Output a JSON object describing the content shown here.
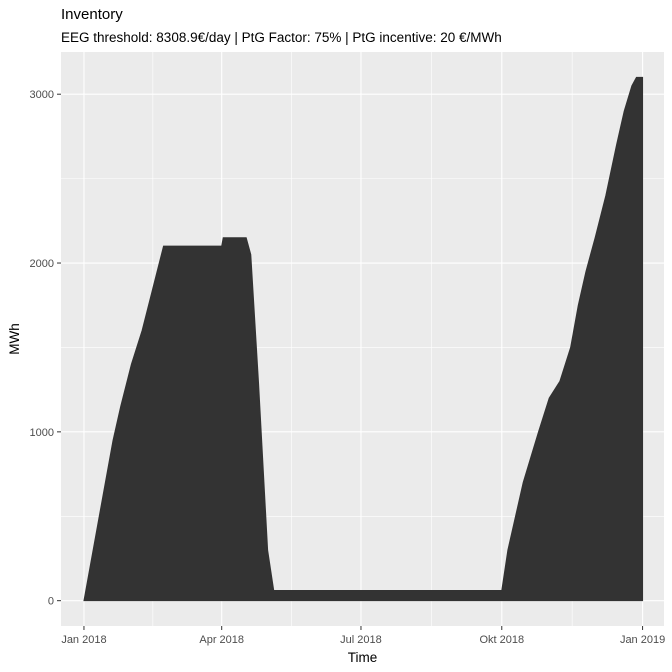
{
  "chart_data": {
    "type": "area",
    "title": "Inventory",
    "subtitle": "EEG threshold: 8308.9€/day | PtG Factor: 75% | PtG incentive: 20 €/MWh",
    "xlabel": "Time",
    "ylabel": "MWh",
    "x_tick_labels": [
      "Jan 2018",
      "Apr 2018",
      "Jul 2018",
      "Okt 2018",
      "Jan 2019"
    ],
    "x_tick_dates": [
      "2018-01-01",
      "2018-04-01",
      "2018-07-01",
      "2018-10-01",
      "2019-01-01"
    ],
    "y_ticks": [
      0,
      1000,
      2000,
      3000
    ],
    "xlim": [
      "2017-12-17",
      "2019-01-15"
    ],
    "ylim": [
      -150,
      3250
    ],
    "grid": true,
    "fill_color": "#333333",
    "panel_color": "#ebebeb",
    "series": [
      {
        "x": [
          "2018-01-01",
          "2018-01-05",
          "2018-01-10",
          "2018-01-15",
          "2018-01-20",
          "2018-01-25",
          "2018-02-01",
          "2018-02-08",
          "2018-02-15",
          "2018-02-22",
          "2018-03-01",
          "2018-03-10",
          "2018-03-20",
          "2018-04-01",
          "2018-04-02",
          "2018-04-10",
          "2018-04-17",
          "2018-04-20",
          "2018-04-25",
          "2018-05-01",
          "2018-05-05",
          "2018-05-08",
          "2018-06-01",
          "2018-07-01",
          "2018-08-01",
          "2018-09-01",
          "2018-10-01",
          "2018-10-05",
          "2018-10-10",
          "2018-10-15",
          "2018-10-20",
          "2018-10-25",
          "2018-11-01",
          "2018-11-08",
          "2018-11-15",
          "2018-11-20",
          "2018-11-25",
          "2018-12-01",
          "2018-12-08",
          "2018-12-15",
          "2018-12-20",
          "2018-12-25",
          "2018-12-28",
          "2019-01-01"
        ],
        "values": [
          0,
          200,
          450,
          700,
          950,
          1150,
          1400,
          1600,
          1850,
          2100,
          2100,
          2100,
          2100,
          2100,
          2150,
          2150,
          2150,
          2050,
          1300,
          300,
          60,
          60,
          60,
          60,
          60,
          60,
          60,
          300,
          500,
          700,
          850,
          1000,
          1200,
          1300,
          1500,
          1750,
          1950,
          2150,
          2400,
          2700,
          2900,
          3050,
          3100,
          3100
        ]
      }
    ]
  }
}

## Your instructions
Except for the pictures, copy every line of the records above exactly.

## Exercise result
Output a JSON object describing the content shown here.
{
  "chart_data": {
    "type": "area",
    "title": "Inventory",
    "subtitle": "EEG threshold: 8308.9€/day | PtG Factor: 75% | PtG incentive: 20 €/MWh",
    "xlabel": "Time",
    "ylabel": "MWh",
    "x_tick_labels": [
      "Jan 2018",
      "Apr 2018",
      "Jul 2018",
      "Okt 2018",
      "Jan 2019"
    ],
    "x_tick_dates": [
      "2018-01-01",
      "2018-04-01",
      "2018-07-01",
      "2018-10-01",
      "2019-01-01"
    ],
    "y_ticks": [
      0,
      1000,
      2000,
      3000
    ],
    "xlim": [
      "2017-12-17",
      "2019-01-15"
    ],
    "ylim": [
      -150,
      3250
    ],
    "grid": true,
    "fill_color": "#333333",
    "panel_color": "#ebebeb",
    "series": [
      {
        "x": [
          "2018-01-01",
          "2018-01-05",
          "2018-01-10",
          "2018-01-15",
          "2018-01-20",
          "2018-01-25",
          "2018-02-01",
          "2018-02-08",
          "2018-02-15",
          "2018-02-22",
          "2018-03-01",
          "2018-03-10",
          "2018-03-20",
          "2018-04-01",
          "2018-04-02",
          "2018-04-10",
          "2018-04-17",
          "2018-04-20",
          "2018-04-25",
          "2018-05-01",
          "2018-05-05",
          "2018-05-08",
          "2018-06-01",
          "2018-07-01",
          "2018-08-01",
          "2018-09-01",
          "2018-10-01",
          "2018-10-05",
          "2018-10-10",
          "2018-10-15",
          "2018-10-20",
          "2018-10-25",
          "2018-11-01",
          "2018-11-08",
          "2018-11-15",
          "2018-11-20",
          "2018-11-25",
          "2018-12-01",
          "2018-12-08",
          "2018-12-15",
          "2018-12-20",
          "2018-12-25",
          "2018-12-28",
          "2019-01-01"
        ],
        "values": [
          0,
          200,
          450,
          700,
          950,
          1150,
          1400,
          1600,
          1850,
          2100,
          2100,
          2100,
          2100,
          2100,
          2150,
          2150,
          2150,
          2050,
          1300,
          300,
          60,
          60,
          60,
          60,
          60,
          60,
          60,
          300,
          500,
          700,
          850,
          1000,
          1200,
          1300,
          1500,
          1750,
          1950,
          2150,
          2400,
          2700,
          2900,
          3050,
          3100,
          3100
        ]
      }
    ]
  }
}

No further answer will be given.